- _PROVIDED DATA_:
========================================

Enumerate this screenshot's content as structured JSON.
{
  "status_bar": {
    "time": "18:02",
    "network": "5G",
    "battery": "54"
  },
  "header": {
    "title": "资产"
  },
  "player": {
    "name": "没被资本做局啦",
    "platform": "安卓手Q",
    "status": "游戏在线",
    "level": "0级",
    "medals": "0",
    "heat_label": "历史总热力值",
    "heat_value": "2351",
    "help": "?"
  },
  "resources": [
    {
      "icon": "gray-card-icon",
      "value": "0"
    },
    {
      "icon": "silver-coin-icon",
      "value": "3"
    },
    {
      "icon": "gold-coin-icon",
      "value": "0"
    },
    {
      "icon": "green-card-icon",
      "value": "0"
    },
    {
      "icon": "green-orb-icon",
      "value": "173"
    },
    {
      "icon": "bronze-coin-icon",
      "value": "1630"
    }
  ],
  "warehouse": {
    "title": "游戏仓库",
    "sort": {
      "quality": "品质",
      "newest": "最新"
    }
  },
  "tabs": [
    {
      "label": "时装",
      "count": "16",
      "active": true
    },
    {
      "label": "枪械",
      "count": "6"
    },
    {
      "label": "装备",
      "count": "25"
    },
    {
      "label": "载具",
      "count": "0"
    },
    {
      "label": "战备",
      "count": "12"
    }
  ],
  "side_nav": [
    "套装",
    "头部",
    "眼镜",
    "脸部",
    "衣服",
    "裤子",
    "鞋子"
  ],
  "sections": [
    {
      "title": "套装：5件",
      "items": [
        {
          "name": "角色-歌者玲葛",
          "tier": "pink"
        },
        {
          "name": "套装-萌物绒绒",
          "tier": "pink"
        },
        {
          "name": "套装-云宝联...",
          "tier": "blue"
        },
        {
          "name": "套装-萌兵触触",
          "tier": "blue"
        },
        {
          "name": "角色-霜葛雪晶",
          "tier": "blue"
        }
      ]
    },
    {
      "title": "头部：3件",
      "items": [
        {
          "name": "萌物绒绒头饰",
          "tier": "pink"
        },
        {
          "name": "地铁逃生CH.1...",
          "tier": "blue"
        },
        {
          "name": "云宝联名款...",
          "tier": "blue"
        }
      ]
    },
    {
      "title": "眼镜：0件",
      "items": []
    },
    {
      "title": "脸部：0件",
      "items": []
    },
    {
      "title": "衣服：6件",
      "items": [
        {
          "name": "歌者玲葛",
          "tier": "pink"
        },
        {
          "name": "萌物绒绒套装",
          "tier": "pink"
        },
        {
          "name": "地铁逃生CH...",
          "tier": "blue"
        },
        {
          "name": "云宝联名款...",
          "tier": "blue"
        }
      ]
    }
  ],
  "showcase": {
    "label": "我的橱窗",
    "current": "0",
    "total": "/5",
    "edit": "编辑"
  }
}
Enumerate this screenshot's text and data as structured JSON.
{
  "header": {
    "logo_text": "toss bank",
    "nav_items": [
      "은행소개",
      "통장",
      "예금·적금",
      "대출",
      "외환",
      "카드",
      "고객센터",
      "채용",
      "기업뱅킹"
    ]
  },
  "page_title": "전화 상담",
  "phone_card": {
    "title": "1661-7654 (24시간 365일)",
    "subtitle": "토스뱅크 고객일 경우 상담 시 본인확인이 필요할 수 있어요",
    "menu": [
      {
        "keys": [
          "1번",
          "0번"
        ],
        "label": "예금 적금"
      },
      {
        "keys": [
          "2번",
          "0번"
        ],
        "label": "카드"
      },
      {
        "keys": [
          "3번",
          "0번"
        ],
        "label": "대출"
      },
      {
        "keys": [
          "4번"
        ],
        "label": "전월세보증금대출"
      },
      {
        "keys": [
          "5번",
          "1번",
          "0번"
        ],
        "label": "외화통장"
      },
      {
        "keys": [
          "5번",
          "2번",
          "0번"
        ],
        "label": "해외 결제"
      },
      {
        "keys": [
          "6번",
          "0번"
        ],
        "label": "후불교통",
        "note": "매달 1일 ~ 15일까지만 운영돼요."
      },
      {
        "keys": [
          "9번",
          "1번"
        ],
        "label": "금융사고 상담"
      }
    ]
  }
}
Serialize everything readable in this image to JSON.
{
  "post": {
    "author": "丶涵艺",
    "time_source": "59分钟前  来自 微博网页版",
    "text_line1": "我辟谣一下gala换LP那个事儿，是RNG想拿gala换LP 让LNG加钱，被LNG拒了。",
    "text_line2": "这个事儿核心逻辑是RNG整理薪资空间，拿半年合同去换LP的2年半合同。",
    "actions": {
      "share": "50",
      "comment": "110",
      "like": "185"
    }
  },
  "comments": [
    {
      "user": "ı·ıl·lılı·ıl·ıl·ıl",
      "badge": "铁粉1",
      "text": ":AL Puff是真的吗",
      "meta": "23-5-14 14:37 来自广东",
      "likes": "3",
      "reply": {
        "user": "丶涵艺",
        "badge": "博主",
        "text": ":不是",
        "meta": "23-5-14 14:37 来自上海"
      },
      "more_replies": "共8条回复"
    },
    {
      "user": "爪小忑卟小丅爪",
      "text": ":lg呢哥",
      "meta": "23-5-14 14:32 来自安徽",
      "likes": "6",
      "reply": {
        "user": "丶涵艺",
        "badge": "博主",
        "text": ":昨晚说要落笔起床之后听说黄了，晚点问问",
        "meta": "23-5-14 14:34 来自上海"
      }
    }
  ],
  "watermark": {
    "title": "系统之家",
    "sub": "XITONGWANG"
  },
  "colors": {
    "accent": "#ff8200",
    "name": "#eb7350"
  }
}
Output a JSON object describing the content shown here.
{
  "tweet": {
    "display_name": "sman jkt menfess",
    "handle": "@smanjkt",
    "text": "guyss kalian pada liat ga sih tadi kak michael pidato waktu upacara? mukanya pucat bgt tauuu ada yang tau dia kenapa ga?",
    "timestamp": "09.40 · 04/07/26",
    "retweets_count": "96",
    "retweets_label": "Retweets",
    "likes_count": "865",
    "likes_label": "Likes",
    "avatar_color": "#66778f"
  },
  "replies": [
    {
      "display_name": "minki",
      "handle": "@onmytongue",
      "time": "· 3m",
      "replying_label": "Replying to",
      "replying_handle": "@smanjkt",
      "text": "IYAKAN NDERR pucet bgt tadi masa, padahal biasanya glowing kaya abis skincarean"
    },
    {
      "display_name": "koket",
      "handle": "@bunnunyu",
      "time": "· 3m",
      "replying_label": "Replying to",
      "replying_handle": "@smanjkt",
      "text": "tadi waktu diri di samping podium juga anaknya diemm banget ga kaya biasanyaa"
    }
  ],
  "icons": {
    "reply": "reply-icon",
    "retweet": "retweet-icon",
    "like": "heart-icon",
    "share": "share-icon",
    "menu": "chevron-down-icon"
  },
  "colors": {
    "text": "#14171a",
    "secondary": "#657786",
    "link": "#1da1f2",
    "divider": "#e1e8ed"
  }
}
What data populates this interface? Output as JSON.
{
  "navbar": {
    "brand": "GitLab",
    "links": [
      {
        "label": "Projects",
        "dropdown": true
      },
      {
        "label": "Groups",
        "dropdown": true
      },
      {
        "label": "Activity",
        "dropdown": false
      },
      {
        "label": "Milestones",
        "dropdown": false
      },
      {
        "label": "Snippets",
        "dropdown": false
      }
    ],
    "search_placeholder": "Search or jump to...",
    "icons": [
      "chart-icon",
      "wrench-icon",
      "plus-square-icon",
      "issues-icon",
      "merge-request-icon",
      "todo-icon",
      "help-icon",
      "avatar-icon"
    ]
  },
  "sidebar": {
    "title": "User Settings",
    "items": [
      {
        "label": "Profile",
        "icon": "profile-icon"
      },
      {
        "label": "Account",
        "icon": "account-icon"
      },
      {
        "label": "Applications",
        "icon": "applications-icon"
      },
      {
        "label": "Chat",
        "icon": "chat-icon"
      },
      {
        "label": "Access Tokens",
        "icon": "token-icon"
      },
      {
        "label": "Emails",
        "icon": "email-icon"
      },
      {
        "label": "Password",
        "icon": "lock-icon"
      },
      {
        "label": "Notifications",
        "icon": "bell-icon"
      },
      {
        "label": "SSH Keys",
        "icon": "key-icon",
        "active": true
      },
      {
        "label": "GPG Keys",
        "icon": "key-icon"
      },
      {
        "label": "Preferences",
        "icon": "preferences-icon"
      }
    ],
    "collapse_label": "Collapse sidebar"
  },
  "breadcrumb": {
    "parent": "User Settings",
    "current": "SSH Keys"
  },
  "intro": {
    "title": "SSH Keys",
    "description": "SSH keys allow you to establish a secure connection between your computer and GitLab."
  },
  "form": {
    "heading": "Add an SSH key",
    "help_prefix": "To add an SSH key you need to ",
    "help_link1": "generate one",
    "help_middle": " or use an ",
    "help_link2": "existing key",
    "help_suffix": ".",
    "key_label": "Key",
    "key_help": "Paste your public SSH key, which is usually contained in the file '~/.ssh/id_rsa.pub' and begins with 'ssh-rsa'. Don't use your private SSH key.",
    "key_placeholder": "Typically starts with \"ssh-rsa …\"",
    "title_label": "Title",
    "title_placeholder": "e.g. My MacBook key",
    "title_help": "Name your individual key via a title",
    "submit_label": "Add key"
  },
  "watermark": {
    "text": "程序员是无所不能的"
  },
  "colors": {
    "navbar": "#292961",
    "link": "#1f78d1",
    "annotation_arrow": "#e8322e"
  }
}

========================================

Extract each line from the listing that holds the word "content".

- _CORRECT RESULT_:
Enumerate this screenshot's content as structured JSON.
Output a JSON object describing the content shown here.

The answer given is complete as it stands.